**Given task**
Each line containing the word "JSON" must be reported.

**Saved entries**
※ ※ ※

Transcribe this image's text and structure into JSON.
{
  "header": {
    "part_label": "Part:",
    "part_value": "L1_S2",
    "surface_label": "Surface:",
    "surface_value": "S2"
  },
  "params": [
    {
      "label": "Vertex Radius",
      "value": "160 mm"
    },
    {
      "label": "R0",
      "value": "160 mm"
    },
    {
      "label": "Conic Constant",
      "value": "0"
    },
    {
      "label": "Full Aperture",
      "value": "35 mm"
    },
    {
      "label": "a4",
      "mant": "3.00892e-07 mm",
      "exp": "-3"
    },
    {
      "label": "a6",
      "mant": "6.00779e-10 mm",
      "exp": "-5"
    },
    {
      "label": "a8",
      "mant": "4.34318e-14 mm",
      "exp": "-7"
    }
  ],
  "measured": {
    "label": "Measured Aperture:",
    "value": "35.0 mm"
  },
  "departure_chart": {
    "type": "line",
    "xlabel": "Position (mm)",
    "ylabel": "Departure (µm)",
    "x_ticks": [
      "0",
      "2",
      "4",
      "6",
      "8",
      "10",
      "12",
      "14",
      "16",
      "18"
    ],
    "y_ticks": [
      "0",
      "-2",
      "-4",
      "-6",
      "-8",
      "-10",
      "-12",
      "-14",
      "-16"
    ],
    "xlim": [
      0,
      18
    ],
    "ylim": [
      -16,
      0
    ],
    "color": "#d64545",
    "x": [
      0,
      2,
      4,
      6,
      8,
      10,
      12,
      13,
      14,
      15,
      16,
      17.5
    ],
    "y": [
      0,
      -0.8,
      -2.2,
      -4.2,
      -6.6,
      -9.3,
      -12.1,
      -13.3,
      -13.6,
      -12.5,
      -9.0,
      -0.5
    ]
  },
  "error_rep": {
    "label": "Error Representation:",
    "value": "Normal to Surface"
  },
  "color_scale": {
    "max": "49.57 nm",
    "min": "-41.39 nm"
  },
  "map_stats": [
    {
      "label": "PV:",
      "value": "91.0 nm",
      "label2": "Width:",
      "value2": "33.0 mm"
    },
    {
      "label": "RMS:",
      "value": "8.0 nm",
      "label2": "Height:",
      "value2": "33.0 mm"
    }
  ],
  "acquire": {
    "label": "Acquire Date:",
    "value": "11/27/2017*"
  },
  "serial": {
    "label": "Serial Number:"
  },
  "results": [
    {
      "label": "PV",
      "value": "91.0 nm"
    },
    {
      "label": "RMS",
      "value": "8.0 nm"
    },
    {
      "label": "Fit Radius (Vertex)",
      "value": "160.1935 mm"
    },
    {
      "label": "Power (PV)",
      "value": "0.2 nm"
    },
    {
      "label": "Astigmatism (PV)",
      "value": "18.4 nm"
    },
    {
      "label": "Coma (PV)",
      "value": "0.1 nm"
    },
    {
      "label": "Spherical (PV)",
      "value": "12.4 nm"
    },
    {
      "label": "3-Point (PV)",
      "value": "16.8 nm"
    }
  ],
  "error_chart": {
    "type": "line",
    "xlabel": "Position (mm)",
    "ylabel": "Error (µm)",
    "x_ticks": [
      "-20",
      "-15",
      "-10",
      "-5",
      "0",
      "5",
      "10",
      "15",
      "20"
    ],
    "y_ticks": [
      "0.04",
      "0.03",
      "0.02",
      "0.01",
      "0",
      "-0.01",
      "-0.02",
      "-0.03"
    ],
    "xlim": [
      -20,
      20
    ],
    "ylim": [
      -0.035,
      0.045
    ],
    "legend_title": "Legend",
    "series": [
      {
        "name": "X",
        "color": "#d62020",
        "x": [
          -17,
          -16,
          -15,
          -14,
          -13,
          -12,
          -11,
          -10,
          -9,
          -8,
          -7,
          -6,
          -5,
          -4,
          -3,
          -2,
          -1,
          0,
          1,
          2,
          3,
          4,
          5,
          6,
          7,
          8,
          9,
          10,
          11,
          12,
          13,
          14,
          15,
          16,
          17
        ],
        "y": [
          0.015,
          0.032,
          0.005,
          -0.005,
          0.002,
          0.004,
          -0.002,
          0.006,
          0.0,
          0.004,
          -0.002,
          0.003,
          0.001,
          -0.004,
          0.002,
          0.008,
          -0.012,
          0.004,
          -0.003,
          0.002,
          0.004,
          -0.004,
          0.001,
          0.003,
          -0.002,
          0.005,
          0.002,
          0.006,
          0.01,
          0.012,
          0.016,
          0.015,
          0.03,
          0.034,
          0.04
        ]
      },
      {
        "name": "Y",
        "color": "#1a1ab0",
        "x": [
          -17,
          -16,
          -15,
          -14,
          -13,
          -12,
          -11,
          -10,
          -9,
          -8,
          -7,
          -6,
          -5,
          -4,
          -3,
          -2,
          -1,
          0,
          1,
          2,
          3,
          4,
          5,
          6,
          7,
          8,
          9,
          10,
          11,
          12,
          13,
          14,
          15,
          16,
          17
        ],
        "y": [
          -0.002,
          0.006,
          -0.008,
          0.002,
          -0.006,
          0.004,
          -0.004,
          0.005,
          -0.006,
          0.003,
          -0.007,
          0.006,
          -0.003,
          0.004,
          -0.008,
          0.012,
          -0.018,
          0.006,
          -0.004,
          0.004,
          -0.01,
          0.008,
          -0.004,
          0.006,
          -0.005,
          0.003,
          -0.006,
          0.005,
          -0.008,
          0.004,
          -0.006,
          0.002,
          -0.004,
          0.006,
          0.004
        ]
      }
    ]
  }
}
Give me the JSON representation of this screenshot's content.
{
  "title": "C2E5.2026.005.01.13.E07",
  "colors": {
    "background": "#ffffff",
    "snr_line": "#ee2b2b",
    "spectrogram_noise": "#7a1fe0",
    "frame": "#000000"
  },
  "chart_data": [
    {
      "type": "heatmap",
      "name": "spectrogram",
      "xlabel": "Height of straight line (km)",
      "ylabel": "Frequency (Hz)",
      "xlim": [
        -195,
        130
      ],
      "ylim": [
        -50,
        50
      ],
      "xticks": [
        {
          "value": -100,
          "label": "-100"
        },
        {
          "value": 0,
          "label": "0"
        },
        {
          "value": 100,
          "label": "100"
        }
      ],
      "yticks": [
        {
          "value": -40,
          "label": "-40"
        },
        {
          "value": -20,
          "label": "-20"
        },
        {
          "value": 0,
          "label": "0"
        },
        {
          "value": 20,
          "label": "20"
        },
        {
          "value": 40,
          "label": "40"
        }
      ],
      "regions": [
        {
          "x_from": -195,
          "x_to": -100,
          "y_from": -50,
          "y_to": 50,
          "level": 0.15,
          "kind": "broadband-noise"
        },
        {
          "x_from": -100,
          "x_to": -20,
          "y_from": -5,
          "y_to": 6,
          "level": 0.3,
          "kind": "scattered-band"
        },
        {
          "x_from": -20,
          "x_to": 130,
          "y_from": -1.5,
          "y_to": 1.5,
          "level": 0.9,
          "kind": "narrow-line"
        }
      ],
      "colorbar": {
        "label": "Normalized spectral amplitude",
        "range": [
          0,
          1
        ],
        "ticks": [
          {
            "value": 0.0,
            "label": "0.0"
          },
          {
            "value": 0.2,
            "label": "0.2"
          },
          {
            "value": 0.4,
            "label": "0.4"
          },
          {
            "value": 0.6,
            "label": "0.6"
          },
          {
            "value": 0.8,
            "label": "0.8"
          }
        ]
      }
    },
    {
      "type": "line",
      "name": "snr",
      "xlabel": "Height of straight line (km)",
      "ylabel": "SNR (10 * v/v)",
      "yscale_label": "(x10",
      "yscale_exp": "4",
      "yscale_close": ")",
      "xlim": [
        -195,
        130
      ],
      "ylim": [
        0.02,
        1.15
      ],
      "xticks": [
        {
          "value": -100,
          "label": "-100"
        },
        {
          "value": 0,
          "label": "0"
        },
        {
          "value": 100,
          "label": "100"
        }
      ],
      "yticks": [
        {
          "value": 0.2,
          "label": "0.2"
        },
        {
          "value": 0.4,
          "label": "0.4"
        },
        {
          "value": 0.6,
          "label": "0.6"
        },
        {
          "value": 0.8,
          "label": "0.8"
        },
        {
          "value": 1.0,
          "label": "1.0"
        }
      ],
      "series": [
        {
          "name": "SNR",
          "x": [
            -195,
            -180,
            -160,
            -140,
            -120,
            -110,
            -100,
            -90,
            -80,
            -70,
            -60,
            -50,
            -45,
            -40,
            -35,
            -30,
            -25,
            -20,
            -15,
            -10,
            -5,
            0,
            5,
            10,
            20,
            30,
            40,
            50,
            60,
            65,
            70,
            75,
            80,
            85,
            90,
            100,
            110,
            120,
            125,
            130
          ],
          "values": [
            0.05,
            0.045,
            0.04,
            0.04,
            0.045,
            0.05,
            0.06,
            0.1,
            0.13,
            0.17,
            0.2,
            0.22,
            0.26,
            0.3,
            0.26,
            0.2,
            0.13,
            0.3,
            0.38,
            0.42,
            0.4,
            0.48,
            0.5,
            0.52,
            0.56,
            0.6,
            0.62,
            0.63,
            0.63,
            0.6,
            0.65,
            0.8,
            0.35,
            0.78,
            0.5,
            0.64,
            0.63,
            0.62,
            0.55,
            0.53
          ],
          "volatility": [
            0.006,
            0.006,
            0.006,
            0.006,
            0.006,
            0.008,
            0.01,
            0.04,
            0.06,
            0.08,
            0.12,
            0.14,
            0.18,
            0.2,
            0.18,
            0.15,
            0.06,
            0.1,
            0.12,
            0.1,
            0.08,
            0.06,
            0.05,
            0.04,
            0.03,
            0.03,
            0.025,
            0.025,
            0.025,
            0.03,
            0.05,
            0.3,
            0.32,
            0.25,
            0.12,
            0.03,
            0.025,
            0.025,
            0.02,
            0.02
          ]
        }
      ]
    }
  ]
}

※ ※ ※

**Exercise response**
Transcribe this image's text and structure into JSON.
Give me the JSON representation of this screenshot's content.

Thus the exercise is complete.